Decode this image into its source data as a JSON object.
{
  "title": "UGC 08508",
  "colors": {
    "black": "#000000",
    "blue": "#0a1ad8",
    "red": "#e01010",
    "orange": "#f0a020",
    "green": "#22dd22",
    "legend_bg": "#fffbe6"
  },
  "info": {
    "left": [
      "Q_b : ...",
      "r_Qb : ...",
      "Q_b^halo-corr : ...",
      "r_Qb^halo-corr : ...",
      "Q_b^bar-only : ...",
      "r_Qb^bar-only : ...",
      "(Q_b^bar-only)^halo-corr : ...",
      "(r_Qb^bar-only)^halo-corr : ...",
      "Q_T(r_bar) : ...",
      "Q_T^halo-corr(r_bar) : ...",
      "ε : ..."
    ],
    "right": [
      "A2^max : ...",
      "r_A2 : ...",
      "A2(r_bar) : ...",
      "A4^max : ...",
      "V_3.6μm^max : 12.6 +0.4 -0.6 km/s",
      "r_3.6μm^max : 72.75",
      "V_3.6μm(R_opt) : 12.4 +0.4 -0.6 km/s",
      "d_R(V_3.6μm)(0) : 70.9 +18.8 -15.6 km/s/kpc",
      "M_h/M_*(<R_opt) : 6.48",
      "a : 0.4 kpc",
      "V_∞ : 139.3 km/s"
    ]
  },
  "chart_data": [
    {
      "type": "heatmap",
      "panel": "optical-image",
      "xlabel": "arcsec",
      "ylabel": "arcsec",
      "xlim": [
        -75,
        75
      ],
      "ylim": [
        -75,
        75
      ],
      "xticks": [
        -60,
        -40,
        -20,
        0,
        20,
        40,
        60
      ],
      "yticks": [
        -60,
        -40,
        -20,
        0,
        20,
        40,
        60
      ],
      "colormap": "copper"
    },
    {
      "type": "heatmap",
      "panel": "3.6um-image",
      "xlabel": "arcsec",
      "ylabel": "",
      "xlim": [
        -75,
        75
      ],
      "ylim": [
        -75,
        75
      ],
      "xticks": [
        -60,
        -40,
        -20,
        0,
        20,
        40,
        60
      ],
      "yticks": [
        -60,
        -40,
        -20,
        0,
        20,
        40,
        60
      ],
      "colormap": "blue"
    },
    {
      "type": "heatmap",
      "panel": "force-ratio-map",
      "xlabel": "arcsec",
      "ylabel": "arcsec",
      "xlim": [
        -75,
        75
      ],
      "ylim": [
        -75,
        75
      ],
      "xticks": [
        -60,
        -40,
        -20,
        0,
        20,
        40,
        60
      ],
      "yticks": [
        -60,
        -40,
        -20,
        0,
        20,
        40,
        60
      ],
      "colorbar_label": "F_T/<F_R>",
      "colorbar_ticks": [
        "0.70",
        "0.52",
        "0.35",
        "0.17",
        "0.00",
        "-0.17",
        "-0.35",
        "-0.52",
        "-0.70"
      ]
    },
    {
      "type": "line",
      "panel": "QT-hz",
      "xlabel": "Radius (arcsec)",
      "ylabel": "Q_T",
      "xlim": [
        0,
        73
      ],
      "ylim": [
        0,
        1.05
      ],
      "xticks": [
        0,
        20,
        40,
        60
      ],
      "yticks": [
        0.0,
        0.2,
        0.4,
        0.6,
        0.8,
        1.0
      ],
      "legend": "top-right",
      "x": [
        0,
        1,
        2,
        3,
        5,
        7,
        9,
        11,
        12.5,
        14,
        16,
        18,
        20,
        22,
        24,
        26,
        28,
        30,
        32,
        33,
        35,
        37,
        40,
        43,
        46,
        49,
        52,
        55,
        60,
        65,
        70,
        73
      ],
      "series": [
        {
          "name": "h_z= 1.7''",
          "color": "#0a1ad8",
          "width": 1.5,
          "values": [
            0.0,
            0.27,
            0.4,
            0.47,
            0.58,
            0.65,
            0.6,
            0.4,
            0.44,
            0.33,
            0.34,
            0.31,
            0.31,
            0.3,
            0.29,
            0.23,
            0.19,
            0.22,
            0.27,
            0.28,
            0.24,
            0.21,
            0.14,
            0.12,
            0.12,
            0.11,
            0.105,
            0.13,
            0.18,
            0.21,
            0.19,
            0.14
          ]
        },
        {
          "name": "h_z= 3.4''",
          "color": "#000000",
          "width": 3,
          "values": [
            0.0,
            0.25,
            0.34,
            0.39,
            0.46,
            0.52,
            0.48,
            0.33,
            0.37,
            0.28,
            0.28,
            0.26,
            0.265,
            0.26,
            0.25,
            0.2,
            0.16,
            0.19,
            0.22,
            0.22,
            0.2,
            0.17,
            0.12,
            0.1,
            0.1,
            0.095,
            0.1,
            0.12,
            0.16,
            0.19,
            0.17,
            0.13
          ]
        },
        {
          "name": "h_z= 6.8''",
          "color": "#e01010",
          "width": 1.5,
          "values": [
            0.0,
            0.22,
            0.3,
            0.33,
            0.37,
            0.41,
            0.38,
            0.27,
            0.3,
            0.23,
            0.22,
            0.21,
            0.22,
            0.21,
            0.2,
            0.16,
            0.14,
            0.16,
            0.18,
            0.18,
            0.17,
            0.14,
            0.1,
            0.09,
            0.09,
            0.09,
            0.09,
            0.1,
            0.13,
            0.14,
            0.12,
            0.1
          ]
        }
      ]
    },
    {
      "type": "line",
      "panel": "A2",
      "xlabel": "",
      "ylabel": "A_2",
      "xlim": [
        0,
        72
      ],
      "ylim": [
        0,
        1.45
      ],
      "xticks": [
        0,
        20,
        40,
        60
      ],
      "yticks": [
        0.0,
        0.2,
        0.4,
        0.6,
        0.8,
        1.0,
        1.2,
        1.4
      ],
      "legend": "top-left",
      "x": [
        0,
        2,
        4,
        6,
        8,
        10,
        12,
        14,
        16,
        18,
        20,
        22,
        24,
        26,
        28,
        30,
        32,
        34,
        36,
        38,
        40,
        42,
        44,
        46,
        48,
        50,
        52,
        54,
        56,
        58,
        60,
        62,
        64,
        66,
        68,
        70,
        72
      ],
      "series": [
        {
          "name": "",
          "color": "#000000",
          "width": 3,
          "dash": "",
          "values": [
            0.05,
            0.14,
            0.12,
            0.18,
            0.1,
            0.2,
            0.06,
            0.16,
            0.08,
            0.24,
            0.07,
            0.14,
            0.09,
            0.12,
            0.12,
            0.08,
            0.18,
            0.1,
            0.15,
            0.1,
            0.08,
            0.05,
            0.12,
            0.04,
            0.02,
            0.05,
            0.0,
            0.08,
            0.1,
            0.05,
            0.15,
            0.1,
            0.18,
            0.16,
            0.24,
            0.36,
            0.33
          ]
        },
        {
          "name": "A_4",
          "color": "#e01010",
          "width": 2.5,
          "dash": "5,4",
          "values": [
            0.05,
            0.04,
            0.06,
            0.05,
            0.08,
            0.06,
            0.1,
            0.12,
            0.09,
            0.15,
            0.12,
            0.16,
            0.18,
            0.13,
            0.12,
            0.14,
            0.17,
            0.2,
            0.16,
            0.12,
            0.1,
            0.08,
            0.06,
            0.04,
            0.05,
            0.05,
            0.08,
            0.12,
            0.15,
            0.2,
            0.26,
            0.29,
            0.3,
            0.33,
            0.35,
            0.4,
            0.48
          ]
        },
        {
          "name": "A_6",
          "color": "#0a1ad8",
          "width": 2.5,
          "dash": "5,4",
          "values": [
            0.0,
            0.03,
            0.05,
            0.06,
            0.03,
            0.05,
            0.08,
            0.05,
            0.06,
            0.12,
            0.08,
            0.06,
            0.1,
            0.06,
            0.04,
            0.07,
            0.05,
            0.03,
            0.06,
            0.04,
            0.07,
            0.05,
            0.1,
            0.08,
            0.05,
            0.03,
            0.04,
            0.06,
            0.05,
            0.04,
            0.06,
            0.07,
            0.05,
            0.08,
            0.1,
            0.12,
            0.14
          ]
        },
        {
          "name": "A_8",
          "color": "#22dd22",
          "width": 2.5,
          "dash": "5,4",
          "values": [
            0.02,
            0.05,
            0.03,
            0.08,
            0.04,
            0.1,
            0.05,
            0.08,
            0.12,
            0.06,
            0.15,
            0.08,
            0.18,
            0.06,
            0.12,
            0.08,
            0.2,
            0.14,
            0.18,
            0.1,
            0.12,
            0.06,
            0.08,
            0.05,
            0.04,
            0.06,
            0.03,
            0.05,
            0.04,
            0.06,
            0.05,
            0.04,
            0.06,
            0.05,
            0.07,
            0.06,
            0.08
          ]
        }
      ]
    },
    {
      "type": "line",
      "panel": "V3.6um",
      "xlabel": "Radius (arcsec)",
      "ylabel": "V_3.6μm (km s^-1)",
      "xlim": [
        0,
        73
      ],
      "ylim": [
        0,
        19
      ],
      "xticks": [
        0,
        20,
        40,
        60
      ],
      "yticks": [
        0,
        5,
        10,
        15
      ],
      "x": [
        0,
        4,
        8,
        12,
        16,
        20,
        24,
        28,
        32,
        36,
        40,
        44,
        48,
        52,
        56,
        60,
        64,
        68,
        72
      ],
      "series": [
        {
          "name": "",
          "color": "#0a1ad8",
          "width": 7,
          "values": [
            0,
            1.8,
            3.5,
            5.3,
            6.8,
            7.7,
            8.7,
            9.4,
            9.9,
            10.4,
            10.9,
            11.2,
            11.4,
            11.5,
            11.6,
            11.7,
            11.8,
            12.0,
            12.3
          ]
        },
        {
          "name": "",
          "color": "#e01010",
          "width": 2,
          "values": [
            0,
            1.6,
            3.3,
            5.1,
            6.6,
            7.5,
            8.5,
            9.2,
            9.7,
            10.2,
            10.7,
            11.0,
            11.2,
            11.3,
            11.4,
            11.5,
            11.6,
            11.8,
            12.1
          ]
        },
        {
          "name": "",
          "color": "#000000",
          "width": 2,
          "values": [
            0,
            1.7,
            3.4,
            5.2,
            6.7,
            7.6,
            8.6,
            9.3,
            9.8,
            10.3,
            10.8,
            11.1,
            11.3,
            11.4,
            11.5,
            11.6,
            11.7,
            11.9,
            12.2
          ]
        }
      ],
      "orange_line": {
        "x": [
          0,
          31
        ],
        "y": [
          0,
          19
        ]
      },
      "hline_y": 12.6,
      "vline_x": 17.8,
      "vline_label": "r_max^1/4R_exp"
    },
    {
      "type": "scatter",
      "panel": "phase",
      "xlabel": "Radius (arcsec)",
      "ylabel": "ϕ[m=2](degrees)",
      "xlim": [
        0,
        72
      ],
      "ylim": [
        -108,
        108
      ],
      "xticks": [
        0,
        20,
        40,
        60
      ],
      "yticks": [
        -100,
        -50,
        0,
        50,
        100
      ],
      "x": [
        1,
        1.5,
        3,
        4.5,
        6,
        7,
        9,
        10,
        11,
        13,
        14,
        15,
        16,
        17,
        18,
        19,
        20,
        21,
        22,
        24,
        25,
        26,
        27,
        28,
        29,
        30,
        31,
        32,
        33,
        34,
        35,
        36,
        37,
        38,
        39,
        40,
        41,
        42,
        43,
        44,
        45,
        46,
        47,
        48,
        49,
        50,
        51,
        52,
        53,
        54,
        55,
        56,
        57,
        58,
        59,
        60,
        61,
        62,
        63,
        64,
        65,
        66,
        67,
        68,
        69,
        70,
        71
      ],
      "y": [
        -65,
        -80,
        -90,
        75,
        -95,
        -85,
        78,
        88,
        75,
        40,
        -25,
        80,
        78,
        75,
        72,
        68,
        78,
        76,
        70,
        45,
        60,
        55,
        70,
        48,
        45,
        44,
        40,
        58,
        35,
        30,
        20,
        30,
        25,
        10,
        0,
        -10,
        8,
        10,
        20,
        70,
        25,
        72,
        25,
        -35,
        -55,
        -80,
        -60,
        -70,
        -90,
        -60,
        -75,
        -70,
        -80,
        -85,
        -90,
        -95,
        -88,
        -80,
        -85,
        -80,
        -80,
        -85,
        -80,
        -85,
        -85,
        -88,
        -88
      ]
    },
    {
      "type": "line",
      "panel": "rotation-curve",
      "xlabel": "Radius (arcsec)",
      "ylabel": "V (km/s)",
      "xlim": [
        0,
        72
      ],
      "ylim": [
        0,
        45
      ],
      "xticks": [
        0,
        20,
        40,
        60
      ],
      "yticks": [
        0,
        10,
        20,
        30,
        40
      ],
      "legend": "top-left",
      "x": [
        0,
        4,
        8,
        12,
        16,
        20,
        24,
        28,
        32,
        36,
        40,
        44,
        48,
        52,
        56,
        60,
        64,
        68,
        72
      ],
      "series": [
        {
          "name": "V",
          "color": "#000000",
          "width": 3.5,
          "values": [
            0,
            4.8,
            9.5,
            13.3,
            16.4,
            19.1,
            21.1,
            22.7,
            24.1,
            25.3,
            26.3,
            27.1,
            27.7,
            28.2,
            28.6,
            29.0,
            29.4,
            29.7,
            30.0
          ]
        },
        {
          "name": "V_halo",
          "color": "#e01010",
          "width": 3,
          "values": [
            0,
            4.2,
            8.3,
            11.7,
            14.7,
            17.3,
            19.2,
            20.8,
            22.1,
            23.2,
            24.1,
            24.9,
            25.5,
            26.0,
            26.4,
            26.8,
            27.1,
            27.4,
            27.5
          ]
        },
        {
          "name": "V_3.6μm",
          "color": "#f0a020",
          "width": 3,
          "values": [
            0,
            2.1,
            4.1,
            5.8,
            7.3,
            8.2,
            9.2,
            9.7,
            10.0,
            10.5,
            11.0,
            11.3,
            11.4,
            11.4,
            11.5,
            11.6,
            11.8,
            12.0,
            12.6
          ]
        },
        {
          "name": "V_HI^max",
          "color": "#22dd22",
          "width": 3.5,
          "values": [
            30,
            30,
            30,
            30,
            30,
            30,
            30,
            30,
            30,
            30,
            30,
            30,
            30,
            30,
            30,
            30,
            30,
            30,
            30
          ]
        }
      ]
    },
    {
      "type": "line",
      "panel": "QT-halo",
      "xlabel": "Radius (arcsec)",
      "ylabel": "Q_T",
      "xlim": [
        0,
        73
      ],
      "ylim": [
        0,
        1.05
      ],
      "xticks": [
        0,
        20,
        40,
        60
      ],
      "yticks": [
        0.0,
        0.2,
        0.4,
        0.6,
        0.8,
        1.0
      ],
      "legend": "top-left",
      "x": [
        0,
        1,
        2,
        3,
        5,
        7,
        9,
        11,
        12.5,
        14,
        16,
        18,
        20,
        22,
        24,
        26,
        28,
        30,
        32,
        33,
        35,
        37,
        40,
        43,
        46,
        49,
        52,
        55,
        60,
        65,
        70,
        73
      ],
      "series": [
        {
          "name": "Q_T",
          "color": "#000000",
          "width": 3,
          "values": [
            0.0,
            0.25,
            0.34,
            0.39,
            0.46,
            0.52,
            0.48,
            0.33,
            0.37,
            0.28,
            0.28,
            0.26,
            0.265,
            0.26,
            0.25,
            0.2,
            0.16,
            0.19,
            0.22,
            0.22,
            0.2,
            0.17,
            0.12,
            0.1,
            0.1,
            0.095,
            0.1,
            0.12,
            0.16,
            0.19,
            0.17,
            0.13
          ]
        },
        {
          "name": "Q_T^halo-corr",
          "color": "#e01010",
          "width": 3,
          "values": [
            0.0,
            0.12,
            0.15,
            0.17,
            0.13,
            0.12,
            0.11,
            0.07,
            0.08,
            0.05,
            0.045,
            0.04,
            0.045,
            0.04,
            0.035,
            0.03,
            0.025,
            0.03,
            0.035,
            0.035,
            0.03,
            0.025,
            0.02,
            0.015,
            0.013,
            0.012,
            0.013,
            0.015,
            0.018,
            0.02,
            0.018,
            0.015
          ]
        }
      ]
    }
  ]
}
◇ ◇ ◇ ◇ ◇
Pull out all lines of the data with the string "panel".

## Expected answer:
      "panel": "optical-image",
      "panel": "3.6um-image",
      "panel": "force-ratio-map",
      "panel": "QT-hz",
      "panel": "A2",
      "panel": "V3.6um",
      "panel": "phase",
      "panel": "rotation-curve",
      "panel": "QT-halo",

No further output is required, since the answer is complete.